-- START Records --

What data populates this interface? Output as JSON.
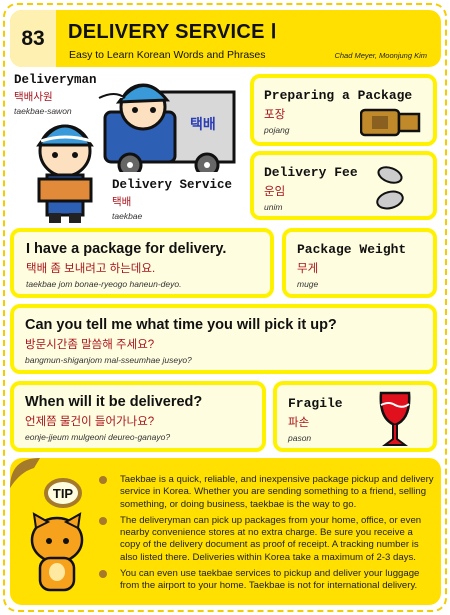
{
  "header": {
    "number": "83",
    "title": "DELIVERY SERVICE Ⅰ",
    "subtitle": "Easy to Learn Korean Words and Phrases",
    "authors": "Chad Meyer,  Moonjung Kim"
  },
  "illustration": {
    "deliveryman": {
      "en": "Deliveryman",
      "kr": "택배사원",
      "rom": "taekbae-sawon"
    },
    "service": {
      "en": "Delivery Service",
      "kr": "택배",
      "rom": "taekbae"
    },
    "truck_label": "택배"
  },
  "words": [
    {
      "en": "Preparing a Package",
      "kr": "포장",
      "rom": "pojang"
    },
    {
      "en": "Delivery Fee",
      "kr": "운임",
      "rom": "unim"
    },
    {
      "en": "Package Weight",
      "kr": "무게",
      "rom": "muge"
    },
    {
      "en": "Fragile",
      "kr": "파손",
      "rom": "pason"
    }
  ],
  "phrases": [
    {
      "en": "I have a package for delivery.",
      "kr": "택배 좀 보내려고 하는데요.",
      "rom": "taekbae jom bonae-ryeogo haneun-deyo."
    },
    {
      "en": "Can you tell me what time you will pick it up?",
      "kr": "방문시간좀 말씀해 주세요?",
      "rom": "bangmun-shiganjom mal-sseumhae juseyo?"
    },
    {
      "en": "When will it be delivered?",
      "kr": "언제쯤 물건이 들어가나요?",
      "rom": "eonje-jjeum mulgeoni deureo-ganayo?"
    }
  ],
  "tip": {
    "label": "TIP",
    "items": [
      "Taekbae is a quick, reliable, and inexpensive package pickup and delivery service in Korea.  Whether you are sending something to a friend, selling something, or doing business, taekbae is the way to go.",
      "The deliveryman can pick up packages from your home, office, or even nearby convenience stores at no extra charge.  Be sure you receive a copy of the delivery document as proof of receipt.  A tracking number is also listed there.  Deliveries within Korea take a maximum of 2-3 days.",
      "You can even use taekbae services to pickup and deliver your luggage from the airport to your home.  Taekbae is not for international delivery."
    ]
  },
  "colors": {
    "yellow": "#ffe000",
    "korean": "#a8141c",
    "cap": "#3a9ad9"
  }
}
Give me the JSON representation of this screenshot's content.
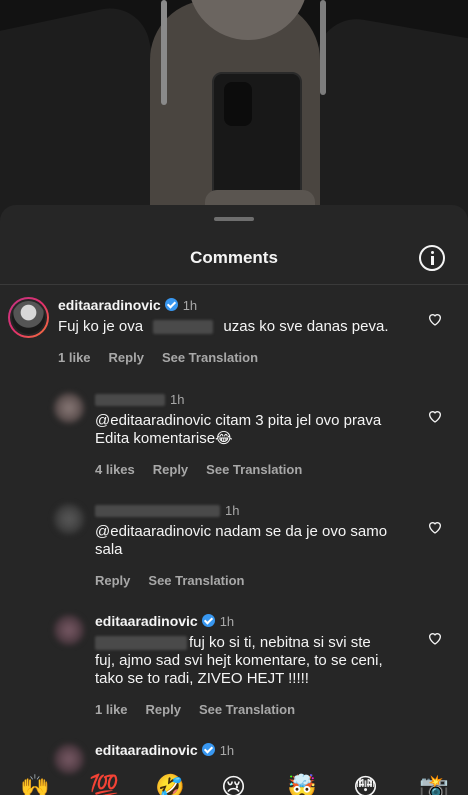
{
  "sheet": {
    "title": "Comments"
  },
  "comments": [
    {
      "username": "editaaradinovic",
      "time": "1h",
      "text_before": "Fuj ko je ova",
      "text_after": "uzas ko sve danas peva.",
      "likes": "1 like",
      "reply": "Reply",
      "translate": "See Translation"
    },
    {
      "time": "1h",
      "text_line1": "@editaaradinovic citam 3 pita jel ovo prava",
      "text_line2": "Edita komentarise😂",
      "likes": "4 likes",
      "reply": "Reply",
      "translate": "See Translation"
    },
    {
      "time": "1h",
      "text_line1": "@editaaradinovic nadam se da je ovo samo",
      "text_line2": "sala",
      "reply": "Reply",
      "translate": "See Translation"
    },
    {
      "username": "editaaradinovic",
      "time": "1h",
      "text_line1": "fuj ko si ti, nebitna si svi ste",
      "text_line2": "fuj, ajmo sad svi hejt komentare, to se ceni,",
      "text_line3": "tako se to radi, ZIVEO HEJT !!!!!",
      "likes": "1 like",
      "reply": "Reply",
      "translate": "See Translation"
    },
    {
      "username": "editaaradinovic",
      "time": "1h"
    }
  ],
  "emoji_bar": [
    "🙌",
    "💯",
    "🤣",
    "😢",
    "🤯",
    "😳",
    "📸"
  ],
  "colors": {
    "sheet": "#262626",
    "verified": "#3897f0",
    "muted": "#a8a8a8"
  }
}
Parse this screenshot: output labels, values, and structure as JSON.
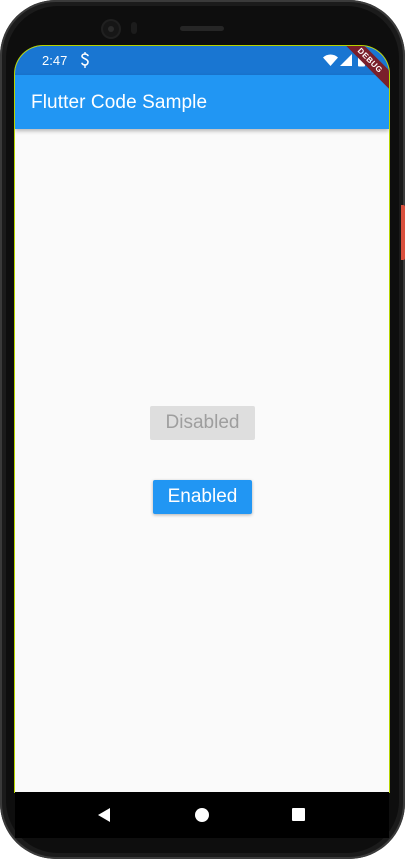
{
  "status_bar": {
    "time": "2:47",
    "icons": [
      "s-sync-icon",
      "wifi-icon",
      "cellular-icon",
      "battery-icon"
    ],
    "color": "#1976d2"
  },
  "app_bar": {
    "title": "Flutter Code Sample",
    "color": "#2196f3"
  },
  "debug_banner": {
    "label": "DEBUG"
  },
  "buttons": {
    "disabled_label": "Disabled",
    "enabled_label": "Enabled"
  },
  "nav_bar": {
    "icons": [
      "back-icon",
      "home-icon",
      "recents-icon"
    ]
  }
}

-- END Records --

Goal of the exercise ::
Write out the full listing verbatim, excluding its pictures.

Solution to this exercise ::
What data populates this interface? Output as JSON.
{
  "header": {
    "number": "83",
    "title": "DELIVERY SERVICE Ⅰ",
    "subtitle": "Easy to Learn Korean Words and Phrases",
    "authors": "Chad Meyer,  Moonjung Kim"
  },
  "illustration": {
    "deliveryman": {
      "en": "Deliveryman",
      "kr": "택배사원",
      "rom": "taekbae-sawon"
    },
    "service": {
      "en": "Delivery Service",
      "kr": "택배",
      "rom": "taekbae"
    },
    "truck_label": "택배"
  },
  "words": [
    {
      "en": "Preparing a Package",
      "kr": "포장",
      "rom": "pojang"
    },
    {
      "en": "Delivery Fee",
      "kr": "운임",
      "rom": "unim"
    },
    {
      "en": "Package Weight",
      "kr": "무게",
      "rom": "muge"
    },
    {
      "en": "Fragile",
      "kr": "파손",
      "rom": "pason"
    }
  ],
  "phrases": [
    {
      "en": "I have a package for delivery.",
      "kr": "택배 좀 보내려고 하는데요.",
      "rom": "taekbae jom bonae-ryeogo haneun-deyo."
    },
    {
      "en": "Can you tell me what time you will pick it up?",
      "kr": "방문시간좀 말씀해 주세요?",
      "rom": "bangmun-shiganjom mal-sseumhae juseyo?"
    },
    {
      "en": "When will it be delivered?",
      "kr": "언제쯤 물건이 들어가나요?",
      "rom": "eonje-jjeum mulgeoni deureo-ganayo?"
    }
  ],
  "tip": {
    "label": "TIP",
    "items": [
      "Taekbae is a quick, reliable, and inexpensive package pickup and delivery service in Korea.  Whether you are sending something to a friend, selling something, or doing business, taekbae is the way to go.",
      "The deliveryman can pick up packages from your home, office, or even nearby convenience stores at no extra charge.  Be sure you receive a copy of the delivery document as proof of receipt.  A tracking number is also listed there.  Deliveries within Korea take a maximum of 2-3 days.",
      "You can even use taekbae services to pickup and deliver your luggage from the airport to your home.  Taekbae is not for international delivery."
    ]
  },
  "colors": {
    "yellow": "#ffe000",
    "korean": "#a8141c",
    "cap": "#3a9ad9"
  }
}
Give me the JSON representation of this screenshot's content.
{
  "sheet": {
    "title": "Comments"
  },
  "comments": [
    {
      "username": "editaaradinovic",
      "time": "1h",
      "text_before": "Fuj ko je ova",
      "text_after": "uzas ko sve danas peva.",
      "likes": "1 like",
      "reply": "Reply",
      "translate": "See Translation"
    },
    {
      "time": "1h",
      "text_line1": "@editaaradinovic citam 3 pita jel ovo prava",
      "text_line2": "Edita komentarise😂",
      "likes": "4 likes",
      "reply": "Reply",
      "translate": "See Translation"
    },
    {
      "time": "1h",
      "text_line1": "@editaaradinovic nadam se da je ovo samo",
      "text_line2": "sala",
      "reply": "Reply",
      "translate": "See Translation"
    },
    {
      "username": "editaaradinovic",
      "time": "1h",
      "text_line1": "fuj ko si ti, nebitna si svi ste",
      "text_line2": "fuj, ajmo sad svi hejt komentare, to se ceni,",
      "text_line3": "tako se to radi, ZIVEO HEJT !!!!!",
      "likes": "1 like",
      "reply": "Reply",
      "translate": "See Translation"
    },
    {
      "username": "editaaradinovic",
      "time": "1h"
    }
  ],
  "emoji_bar": [
    "🙌",
    "💯",
    "🤣",
    "😢",
    "🤯",
    "😳",
    "📸"
  ],
  "colors": {
    "sheet": "#262626",
    "verified": "#3897f0",
    "muted": "#a8a8a8"
  }
}
Parse this screenshot: output labels, values, and structure as JSON.
{
  "status_bar": {
    "time": "2:47",
    "icons": [
      "s-sync-icon",
      "wifi-icon",
      "cellular-icon",
      "battery-icon"
    ],
    "color": "#1976d2"
  },
  "app_bar": {
    "title": "Flutter Code Sample",
    "color": "#2196f3"
  },
  "debug_banner": {
    "label": "DEBUG"
  },
  "buttons": {
    "disabled_label": "Disabled",
    "enabled_label": "Enabled"
  },
  "nav_bar": {
    "icons": [
      "back-icon",
      "home-icon",
      "recents-icon"
    ]
  }
}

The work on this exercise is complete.